RECORDS PROVIDED:
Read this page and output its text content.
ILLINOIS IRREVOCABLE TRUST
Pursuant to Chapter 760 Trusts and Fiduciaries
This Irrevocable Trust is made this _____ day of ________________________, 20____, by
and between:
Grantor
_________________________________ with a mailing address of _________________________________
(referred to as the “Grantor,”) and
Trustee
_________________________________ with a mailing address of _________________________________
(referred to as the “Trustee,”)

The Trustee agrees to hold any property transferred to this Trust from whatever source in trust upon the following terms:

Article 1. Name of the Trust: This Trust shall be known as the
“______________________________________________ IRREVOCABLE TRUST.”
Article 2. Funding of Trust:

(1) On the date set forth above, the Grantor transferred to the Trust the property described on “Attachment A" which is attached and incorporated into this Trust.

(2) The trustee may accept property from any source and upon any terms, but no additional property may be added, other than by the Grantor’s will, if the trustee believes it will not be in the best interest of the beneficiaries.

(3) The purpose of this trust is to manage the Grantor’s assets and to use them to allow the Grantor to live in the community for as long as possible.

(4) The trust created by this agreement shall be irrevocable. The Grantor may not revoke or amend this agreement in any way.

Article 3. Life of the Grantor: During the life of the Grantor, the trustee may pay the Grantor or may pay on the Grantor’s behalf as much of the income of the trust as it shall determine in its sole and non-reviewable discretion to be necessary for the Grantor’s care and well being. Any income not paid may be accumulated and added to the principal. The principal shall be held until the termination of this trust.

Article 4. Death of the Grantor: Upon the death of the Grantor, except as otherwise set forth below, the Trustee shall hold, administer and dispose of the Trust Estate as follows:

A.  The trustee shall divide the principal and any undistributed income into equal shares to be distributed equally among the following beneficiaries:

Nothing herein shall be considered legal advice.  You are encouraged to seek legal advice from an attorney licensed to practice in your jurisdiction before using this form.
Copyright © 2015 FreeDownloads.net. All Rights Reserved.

EXERCISE REQUIREMENTS: All of the records must be repeated exactly.

SOLUTION FOR THIS TASK:
Read this page and output its text content.
ILLINOIS IRREVOCABLE TRUST
Pursuant to Chapter 760 Trusts and Fiduciaries
This Irrevocable Trust is made this _____ day of ________________________, 20____, by
and between:
Grantor
_________________________________ with a mailing address of _________________________________
(referred to as the “Grantor,”) and
Trustee
_________________________________ with a mailing address of _________________________________
(referred to as the “Trustee,”)

The Trustee agrees to hold any property transferred to this Trust from whatever source in trust upon the following terms:

Article 1. Name of the Trust: This Trust shall be known as the
“______________________________________________ IRREVOCABLE TRUST.”
Article 2. Funding of Trust:

(1) On the date set forth above, the Grantor transferred to the Trust the property described on “Attachment A" which is attached and incorporated into this Trust.

(2) The trustee may accept property from any source and upon any terms, but no additional property may be added, other than by the Grantor’s will, if the trustee believes it will not be in the best interest of the beneficiaries.

(3) The purpose of this trust is to manage the Grantor’s assets and to use them to allow the Grantor to live in the community for as long as possible.

(4) The trust created by this agreement shall be irrevocable. The Grantor may not revoke or amend this agreement in any way.

Article 3. Life of the Grantor: During the life of the Grantor, the trustee may pay the Grantor or may pay on the Grantor’s behalf as much of the income of the trust as it shall determine in its sole and non-reviewable discretion to be necessary for the Grantor’s care and well being. Any income not paid may be accumulated and added to the principal. The principal shall be held until the termination of this trust.

Article 4. Death of the Grantor: Upon the death of the Grantor, except as otherwise set forth below, the Trustee shall hold, administer and dispose of the Trust Estate as follows:

A.  The trustee shall divide the principal and any undistributed income into equal shares to be distributed equally among the following beneficiaries:

Nothing herein shall be considered legal advice.  You are encouraged to seek legal advice from an attorney licensed to practice in your jurisdiction before using this form.
Copyright © 2015 FreeDownloads.net. All Rights Reserved.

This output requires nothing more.